## START

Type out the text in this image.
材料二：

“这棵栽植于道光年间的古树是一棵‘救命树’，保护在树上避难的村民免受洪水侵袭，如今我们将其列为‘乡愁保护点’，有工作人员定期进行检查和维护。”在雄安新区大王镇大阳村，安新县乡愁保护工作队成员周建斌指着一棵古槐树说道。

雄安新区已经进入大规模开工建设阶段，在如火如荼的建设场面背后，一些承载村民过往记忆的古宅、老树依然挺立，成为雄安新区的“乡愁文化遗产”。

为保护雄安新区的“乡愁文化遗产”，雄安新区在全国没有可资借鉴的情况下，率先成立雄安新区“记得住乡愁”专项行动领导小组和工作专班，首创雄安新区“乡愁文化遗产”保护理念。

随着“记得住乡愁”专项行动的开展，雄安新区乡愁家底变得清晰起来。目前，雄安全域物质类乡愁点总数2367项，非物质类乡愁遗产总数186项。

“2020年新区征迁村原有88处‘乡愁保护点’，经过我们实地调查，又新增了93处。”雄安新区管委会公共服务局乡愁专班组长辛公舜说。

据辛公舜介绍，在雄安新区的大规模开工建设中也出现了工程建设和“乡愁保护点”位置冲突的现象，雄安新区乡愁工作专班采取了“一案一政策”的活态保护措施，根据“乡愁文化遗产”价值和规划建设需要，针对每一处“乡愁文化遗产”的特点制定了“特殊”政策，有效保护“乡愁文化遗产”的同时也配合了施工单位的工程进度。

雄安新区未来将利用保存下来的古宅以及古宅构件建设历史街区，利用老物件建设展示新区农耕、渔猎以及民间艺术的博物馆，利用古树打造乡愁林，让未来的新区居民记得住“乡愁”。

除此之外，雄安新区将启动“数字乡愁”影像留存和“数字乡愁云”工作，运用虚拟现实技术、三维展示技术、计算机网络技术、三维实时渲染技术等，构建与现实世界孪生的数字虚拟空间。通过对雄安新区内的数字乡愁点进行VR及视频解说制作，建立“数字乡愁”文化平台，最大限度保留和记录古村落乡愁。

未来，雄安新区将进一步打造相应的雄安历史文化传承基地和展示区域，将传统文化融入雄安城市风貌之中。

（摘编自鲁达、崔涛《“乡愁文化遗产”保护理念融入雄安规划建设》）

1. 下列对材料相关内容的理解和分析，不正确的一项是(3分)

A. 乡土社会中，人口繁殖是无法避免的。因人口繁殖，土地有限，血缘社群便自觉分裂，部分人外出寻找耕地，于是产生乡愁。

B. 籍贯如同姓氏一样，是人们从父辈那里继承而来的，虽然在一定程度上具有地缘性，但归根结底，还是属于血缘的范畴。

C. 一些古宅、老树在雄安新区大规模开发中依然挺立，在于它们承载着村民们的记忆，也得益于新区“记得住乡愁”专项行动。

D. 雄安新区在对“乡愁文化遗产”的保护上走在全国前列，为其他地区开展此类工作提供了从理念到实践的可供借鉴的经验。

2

## END

**Job:** Quote the whole listing above, leaving nothing out.

**Finished task:**
Type out the text in this image.
材料二：

“这棵栽植于道光年间的古树是一棵‘救命树’，保护在树上避难的村民免受洪水侵袭，如今我们将其列为‘乡愁保护点’，有工作人员定期进行检查和维护。”在雄安新区大王镇大阳村，安新县乡愁保护工作队成员周建斌指着一棵古槐树说道。

雄安新区已经进入大规模开工建设阶段，在如火如荼的建设场面背后，一些承载村民过往记忆的古宅、老树依然挺立，成为雄安新区的“乡愁文化遗产”。

为保护雄安新区的“乡愁文化遗产”，雄安新区在全国没有可资借鉴的情况下，率先成立雄安新区“记得住乡愁”专项行动领导小组和工作专班，首创雄安新区“乡愁文化遗产”保护理念。

随着“记得住乡愁”专项行动的开展，雄安新区乡愁家底变得清晰起来。目前，雄安全域物质类乡愁点总数2367项，非物质类乡愁遗产总数186项。

“2020年新区征迁村原有88处‘乡愁保护点’，经过我们实地调查，又新增了93处。”雄安新区管委会公共服务局乡愁专班组长辛公舜说。

据辛公舜介绍，在雄安新区的大规模开工建设中也出现了工程建设和“乡愁保护点”位置冲突的现象，雄安新区乡愁工作专班采取了“一案一政策”的活态保护措施，根据“乡愁文化遗产”价值和规划建设需要，针对每一处“乡愁文化遗产”的特点制定了“特殊”政策，有效保护“乡愁文化遗产”的同时也配合了施工单位的工程进度。

雄安新区未来将利用保存下来的古宅以及古宅构件建设历史街区，利用老物件建设展示新区农耕、渔猎以及民间艺术的博物馆，利用古树打造乡愁林，让未来的新区居民记得住“乡愁”。

除此之外，雄安新区将启动“数字乡愁”影像留存和“数字乡愁云”工作，运用虚拟现实技术、三维展示技术、计算机网络技术、三维实时渲染技术等，构建与现实世界孪生的数字虚拟空间。通过对雄安新区内的数字乡愁点进行VR及视频解说制作，建立“数字乡愁”文化平台，最大限度保留和记录古村落乡愁。

未来，雄安新区将进一步打造相应的雄安历史文化传承基地和展示区域，将传统文化融入雄安城市风貌之中。

（摘编自鲁达、崔涛《“乡愁文化遗产”保护理念融入雄安规划建设》）

1. 下列对材料相关内容的理解和分析，不正确的一项是(3分)

A. 乡土社会中，人口繁殖是无法避免的。因人口繁殖，土地有限，血缘社群便自觉分裂，部分人外出寻找耕地，于是产生乡愁。

B. 籍贯如同姓氏一样，是人们从父辈那里继承而来的，虽然在一定程度上具有地缘性，但归根结底，还是属于血缘的范畴。

C. 一些古宅、老树在雄安新区大规模开发中依然挺立，在于它们承载着村民们的记忆，也得益于新区“记得住乡愁”专项行动。

D. 雄安新区在对“乡愁文化遗产”的保护上走在全国前列，为其他地区开展此类工作提供了从理念到实践的可供借鉴的经验。

2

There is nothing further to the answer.